→ What to do
State how many lines contain the string "ylabel", and write nothing else.

Collection entries
·····
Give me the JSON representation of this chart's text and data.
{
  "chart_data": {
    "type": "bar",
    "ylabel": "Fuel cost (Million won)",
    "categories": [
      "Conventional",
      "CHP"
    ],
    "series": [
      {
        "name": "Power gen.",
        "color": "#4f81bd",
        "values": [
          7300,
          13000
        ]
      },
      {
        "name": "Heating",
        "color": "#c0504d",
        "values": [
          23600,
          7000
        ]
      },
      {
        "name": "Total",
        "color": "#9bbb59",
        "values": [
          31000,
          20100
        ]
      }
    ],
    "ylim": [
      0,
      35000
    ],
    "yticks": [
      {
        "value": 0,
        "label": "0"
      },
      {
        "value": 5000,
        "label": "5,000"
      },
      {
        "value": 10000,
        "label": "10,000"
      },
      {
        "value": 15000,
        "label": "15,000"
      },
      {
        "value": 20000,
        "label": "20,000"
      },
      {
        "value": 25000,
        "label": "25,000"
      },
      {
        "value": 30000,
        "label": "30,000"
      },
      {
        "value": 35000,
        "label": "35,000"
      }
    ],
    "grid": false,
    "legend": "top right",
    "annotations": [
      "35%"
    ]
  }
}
·····
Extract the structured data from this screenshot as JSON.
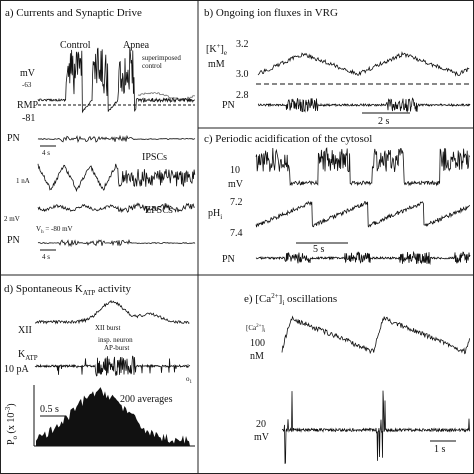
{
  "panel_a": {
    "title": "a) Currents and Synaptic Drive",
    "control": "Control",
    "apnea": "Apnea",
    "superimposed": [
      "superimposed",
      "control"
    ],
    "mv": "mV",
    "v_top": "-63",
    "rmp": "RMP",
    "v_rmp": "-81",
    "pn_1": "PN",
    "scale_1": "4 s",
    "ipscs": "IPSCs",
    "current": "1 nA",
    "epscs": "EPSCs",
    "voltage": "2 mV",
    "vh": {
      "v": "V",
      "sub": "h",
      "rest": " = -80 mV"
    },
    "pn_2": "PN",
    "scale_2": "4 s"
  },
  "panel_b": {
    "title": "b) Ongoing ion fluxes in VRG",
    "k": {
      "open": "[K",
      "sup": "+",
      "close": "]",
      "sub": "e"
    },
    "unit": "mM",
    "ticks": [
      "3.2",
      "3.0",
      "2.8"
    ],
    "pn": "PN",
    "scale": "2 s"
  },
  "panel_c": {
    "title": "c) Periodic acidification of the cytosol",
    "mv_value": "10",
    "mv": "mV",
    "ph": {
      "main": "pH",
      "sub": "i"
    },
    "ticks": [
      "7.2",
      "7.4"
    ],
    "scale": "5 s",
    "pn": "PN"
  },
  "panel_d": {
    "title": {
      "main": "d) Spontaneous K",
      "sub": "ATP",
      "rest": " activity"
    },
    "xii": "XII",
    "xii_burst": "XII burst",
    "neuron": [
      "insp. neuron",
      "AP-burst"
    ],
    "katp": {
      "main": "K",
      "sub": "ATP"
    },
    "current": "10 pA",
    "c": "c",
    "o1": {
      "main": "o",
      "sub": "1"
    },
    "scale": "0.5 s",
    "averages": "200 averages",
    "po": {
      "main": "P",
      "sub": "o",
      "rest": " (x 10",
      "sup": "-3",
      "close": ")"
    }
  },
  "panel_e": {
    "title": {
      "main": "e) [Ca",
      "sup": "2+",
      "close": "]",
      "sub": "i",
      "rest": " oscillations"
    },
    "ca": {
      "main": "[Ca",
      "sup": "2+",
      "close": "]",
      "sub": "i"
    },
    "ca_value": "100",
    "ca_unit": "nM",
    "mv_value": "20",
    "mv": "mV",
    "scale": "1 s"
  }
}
·····
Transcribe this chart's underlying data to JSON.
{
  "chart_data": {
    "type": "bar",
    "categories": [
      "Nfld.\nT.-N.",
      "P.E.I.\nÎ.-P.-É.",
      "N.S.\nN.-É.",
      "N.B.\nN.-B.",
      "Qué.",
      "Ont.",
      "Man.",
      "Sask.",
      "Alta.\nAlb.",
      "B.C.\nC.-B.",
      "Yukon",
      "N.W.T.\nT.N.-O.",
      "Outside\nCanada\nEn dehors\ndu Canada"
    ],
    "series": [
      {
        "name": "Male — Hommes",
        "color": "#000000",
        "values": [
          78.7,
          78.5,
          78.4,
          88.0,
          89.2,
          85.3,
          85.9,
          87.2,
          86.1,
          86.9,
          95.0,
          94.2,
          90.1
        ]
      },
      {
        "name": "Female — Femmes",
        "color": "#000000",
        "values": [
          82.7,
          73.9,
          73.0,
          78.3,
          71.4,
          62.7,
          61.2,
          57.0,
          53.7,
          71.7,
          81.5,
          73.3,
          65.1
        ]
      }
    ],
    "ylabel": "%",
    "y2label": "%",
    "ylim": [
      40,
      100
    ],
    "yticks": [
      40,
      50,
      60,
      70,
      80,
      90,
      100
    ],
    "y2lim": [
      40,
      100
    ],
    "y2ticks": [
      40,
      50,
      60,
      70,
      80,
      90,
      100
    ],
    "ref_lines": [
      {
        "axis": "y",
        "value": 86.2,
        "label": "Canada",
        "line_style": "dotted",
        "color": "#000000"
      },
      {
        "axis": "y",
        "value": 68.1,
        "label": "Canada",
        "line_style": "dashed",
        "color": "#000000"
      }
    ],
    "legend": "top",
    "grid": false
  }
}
·····
→ The answer
2